Transcribe the listing exactly, leaving out every picture.

:: ENTRIES SHOWN ::

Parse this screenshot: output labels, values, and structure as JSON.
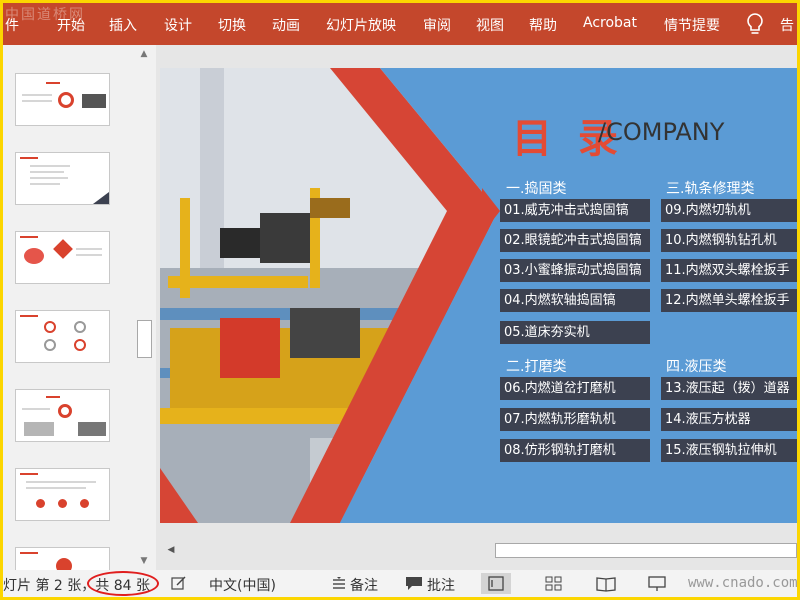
{
  "ribbon": {
    "watermark": "中国道桥网",
    "tabs": [
      "件",
      "开始",
      "插入",
      "设计",
      "切换",
      "动画",
      "幻灯片放映",
      "审阅",
      "视图",
      "帮助",
      "Acrobat",
      "情节提要"
    ],
    "tell_me": "告"
  },
  "slide": {
    "title_main": "目 录",
    "title_sub": "/COMPANY",
    "categories": [
      {
        "label": "一.捣固类",
        "items": [
          "01.威克冲击式捣固镐",
          "02.眼镜蛇冲击式捣固镐",
          "03.小蜜蜂振动式捣固镐",
          "04.内燃软轴捣固镐",
          "05.道床夯实机"
        ]
      },
      {
        "label": "三.轨条修理类",
        "items": [
          "09.内燃切轨机",
          "10.内燃钢轨钻孔机",
          "11.内燃双头螺栓扳手",
          "12.内燃单头螺栓扳手"
        ]
      },
      {
        "label": "二.打磨类",
        "items": [
          "06.内燃道岔打磨机",
          "07.内燃轨形磨轨机",
          "08.仿形钢轨打磨机"
        ]
      },
      {
        "label": "四.液压类",
        "items": [
          "13.液压起（拨）道器",
          "14.液压方枕器",
          "15.液压钢轨拉伸机"
        ]
      }
    ]
  },
  "status": {
    "slide_info": "灯片 第 2 张，共 84 张",
    "language": "中文(中国)",
    "notes": "备注",
    "comments": "批注",
    "watermark": "www.cnado.com"
  },
  "colors": {
    "ribbon": "#c4472c",
    "slide_bg": "#5b9bd5",
    "accent_red": "#e34b35",
    "item_bg": "#3c4150",
    "frame": "#fcd600"
  }
}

:::

• _RESPONSE TO THE EXERCISE_
Parse this screenshot: output labels, values, and structure as JSON.
{
  "ribbon": {
    "watermark": "中国道桥网",
    "tabs": [
      "件",
      "开始",
      "插入",
      "设计",
      "切换",
      "动画",
      "幻灯片放映",
      "审阅",
      "视图",
      "帮助",
      "Acrobat",
      "情节提要"
    ],
    "tell_me": "告"
  },
  "slide": {
    "title_main": "目 录",
    "title_sub": "/COMPANY",
    "categories": [
      {
        "label": "一.捣固类",
        "items": [
          "01.威克冲击式捣固镐",
          "02.眼镜蛇冲击式捣固镐",
          "03.小蜜蜂振动式捣固镐",
          "04.内燃软轴捣固镐",
          "05.道床夯实机"
        ]
      },
      {
        "label": "三.轨条修理类",
        "items": [
          "09.内燃切轨机",
          "10.内燃钢轨钻孔机",
          "11.内燃双头螺栓扳手",
          "12.内燃单头螺栓扳手"
        ]
      },
      {
        "label": "二.打磨类",
        "items": [
          "06.内燃道岔打磨机",
          "07.内燃轨形磨轨机",
          "08.仿形钢轨打磨机"
        ]
      },
      {
        "label": "四.液压类",
        "items": [
          "13.液压起（拨）道器",
          "14.液压方枕器",
          "15.液压钢轨拉伸机"
        ]
      }
    ]
  },
  "status": {
    "slide_info": "灯片 第 2 张，共 84 张",
    "language": "中文(中国)",
    "notes": "备注",
    "comments": "批注",
    "watermark": "www.cnado.com"
  },
  "colors": {
    "ribbon": "#c4472c",
    "slide_bg": "#5b9bd5",
    "accent_red": "#e34b35",
    "item_bg": "#3c4150",
    "frame": "#fcd600"
  }
}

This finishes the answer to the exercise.